AIM OF THE EXERCISE -
Give a count of the lines below that have the string "Calibration" in them, with no other words.

═════ SOURCE RECORDS

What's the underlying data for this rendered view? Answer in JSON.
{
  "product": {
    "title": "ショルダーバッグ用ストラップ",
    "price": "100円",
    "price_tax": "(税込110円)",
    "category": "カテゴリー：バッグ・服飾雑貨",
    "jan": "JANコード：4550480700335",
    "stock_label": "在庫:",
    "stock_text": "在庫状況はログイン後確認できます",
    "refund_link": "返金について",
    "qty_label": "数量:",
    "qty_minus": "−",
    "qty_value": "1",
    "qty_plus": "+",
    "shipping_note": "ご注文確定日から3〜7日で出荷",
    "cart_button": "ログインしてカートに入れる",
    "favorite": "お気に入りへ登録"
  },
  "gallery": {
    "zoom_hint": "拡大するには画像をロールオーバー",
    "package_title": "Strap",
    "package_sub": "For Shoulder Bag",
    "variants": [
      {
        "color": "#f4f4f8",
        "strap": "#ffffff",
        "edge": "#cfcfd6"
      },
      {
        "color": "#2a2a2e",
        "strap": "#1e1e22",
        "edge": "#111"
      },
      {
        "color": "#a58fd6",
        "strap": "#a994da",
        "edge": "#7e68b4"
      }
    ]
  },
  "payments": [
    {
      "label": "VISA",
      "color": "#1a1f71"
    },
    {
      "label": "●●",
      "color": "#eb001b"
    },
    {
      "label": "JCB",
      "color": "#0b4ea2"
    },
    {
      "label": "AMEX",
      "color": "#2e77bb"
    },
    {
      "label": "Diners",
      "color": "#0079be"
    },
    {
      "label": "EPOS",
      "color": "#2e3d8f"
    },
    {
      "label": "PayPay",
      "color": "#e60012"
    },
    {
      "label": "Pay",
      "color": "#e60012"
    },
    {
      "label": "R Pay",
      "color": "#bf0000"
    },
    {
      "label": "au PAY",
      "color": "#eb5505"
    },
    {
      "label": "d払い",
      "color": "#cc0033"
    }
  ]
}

══════════
═════ SOURCE RECORDS

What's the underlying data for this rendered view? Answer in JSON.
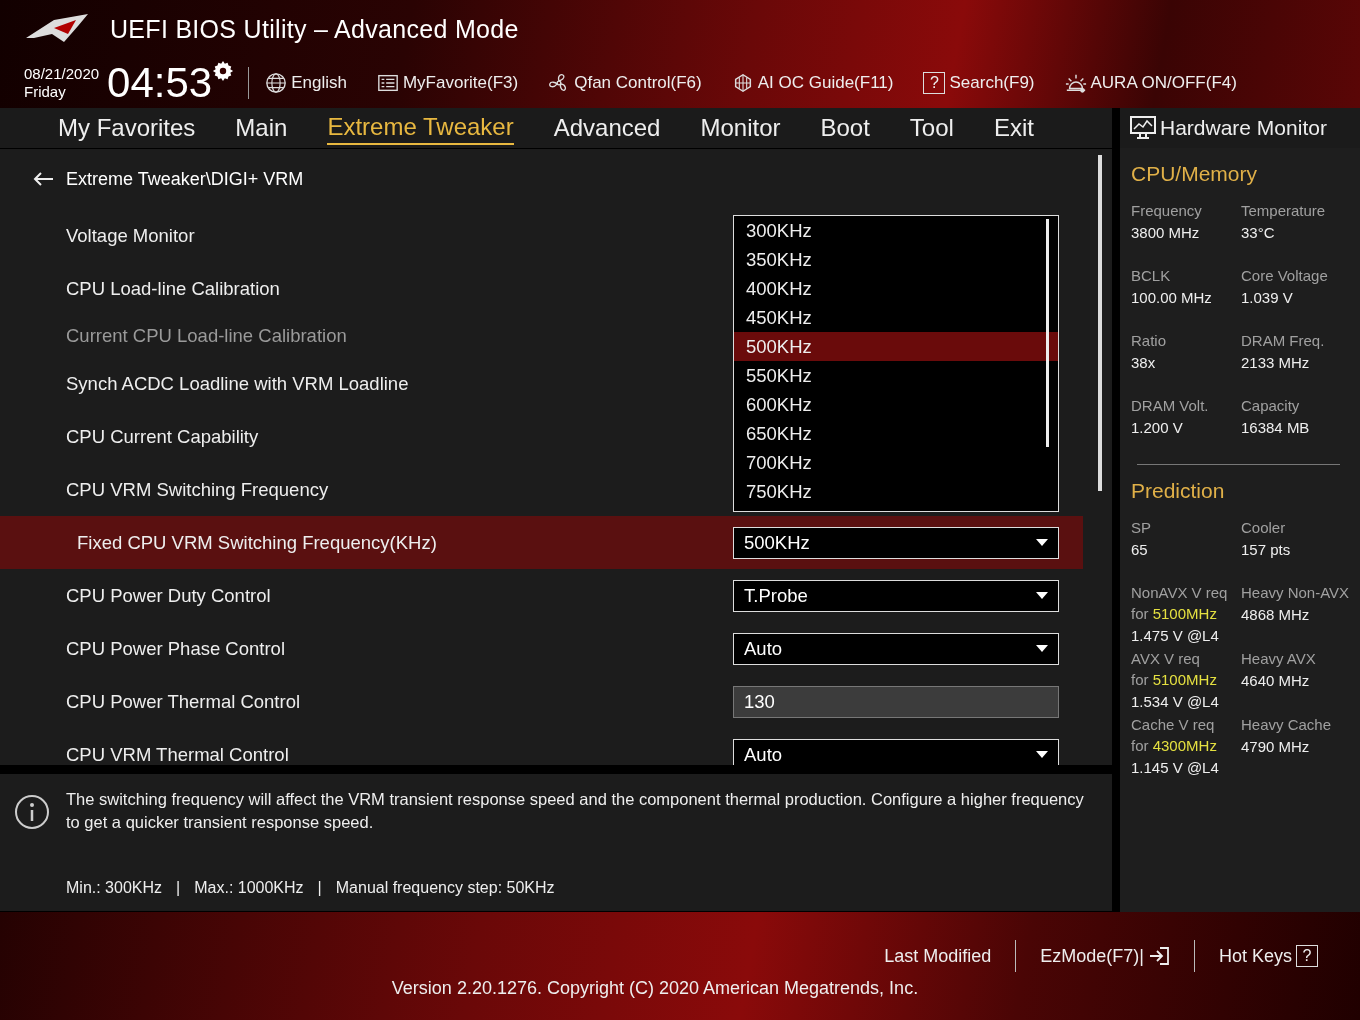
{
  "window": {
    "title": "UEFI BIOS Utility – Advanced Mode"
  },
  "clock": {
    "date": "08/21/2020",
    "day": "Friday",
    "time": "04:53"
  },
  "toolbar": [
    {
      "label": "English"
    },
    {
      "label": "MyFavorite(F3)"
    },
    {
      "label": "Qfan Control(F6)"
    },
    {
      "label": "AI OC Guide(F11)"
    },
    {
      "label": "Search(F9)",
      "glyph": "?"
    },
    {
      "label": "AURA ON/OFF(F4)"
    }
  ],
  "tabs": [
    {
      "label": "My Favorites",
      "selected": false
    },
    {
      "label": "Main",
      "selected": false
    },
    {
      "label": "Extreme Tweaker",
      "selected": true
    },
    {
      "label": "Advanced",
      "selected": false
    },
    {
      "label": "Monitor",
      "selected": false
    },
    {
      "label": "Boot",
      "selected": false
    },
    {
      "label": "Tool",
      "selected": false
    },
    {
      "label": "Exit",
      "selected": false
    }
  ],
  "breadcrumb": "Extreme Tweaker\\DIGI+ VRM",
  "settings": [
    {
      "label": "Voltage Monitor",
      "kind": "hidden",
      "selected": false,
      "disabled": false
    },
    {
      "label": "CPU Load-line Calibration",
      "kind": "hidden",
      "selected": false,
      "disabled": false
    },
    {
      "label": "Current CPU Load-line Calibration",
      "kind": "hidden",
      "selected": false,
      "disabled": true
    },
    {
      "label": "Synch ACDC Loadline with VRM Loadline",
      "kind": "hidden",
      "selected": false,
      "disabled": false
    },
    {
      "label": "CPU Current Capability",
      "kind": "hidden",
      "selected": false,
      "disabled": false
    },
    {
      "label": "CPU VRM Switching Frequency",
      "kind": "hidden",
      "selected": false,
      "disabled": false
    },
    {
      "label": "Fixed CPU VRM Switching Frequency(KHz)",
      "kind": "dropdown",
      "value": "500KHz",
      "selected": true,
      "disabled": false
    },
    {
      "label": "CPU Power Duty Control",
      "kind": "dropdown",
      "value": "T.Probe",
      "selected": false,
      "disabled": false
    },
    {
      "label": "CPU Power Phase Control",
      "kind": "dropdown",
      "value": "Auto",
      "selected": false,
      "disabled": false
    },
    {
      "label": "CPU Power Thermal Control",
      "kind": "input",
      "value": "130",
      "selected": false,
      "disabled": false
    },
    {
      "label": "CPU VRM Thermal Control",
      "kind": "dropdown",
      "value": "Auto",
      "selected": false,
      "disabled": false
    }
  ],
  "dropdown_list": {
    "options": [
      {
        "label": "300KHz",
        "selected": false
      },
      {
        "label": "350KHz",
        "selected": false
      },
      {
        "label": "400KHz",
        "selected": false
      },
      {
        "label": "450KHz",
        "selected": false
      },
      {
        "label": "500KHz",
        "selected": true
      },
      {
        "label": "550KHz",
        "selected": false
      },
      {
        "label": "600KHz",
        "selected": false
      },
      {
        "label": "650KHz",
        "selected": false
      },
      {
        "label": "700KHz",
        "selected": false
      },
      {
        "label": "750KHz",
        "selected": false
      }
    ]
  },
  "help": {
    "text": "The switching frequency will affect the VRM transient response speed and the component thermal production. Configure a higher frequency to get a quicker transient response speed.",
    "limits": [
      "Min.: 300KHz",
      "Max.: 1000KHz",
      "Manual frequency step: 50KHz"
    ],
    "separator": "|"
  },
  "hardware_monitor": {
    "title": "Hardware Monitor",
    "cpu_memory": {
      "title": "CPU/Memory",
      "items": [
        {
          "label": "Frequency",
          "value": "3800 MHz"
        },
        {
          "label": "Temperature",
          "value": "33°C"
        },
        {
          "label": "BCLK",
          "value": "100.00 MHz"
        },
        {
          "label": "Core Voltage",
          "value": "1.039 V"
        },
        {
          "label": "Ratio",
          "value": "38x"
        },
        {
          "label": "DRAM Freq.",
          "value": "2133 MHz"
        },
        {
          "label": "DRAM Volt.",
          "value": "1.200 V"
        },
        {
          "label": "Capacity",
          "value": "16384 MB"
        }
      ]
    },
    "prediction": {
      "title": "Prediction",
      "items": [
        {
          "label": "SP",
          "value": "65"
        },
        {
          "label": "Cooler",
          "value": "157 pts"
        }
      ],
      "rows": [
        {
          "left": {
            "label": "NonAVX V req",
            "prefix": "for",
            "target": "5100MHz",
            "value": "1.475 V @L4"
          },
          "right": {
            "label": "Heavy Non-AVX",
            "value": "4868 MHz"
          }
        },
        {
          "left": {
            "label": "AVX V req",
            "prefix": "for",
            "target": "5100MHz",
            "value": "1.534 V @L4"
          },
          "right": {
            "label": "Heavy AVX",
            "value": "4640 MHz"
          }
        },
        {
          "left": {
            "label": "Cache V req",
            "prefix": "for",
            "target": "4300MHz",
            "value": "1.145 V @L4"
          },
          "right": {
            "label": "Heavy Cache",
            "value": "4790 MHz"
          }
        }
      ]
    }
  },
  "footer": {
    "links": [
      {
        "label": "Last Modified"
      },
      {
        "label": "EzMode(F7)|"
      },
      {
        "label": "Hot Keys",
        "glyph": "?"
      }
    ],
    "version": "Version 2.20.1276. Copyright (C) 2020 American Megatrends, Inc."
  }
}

══════════

RESPONSE -
2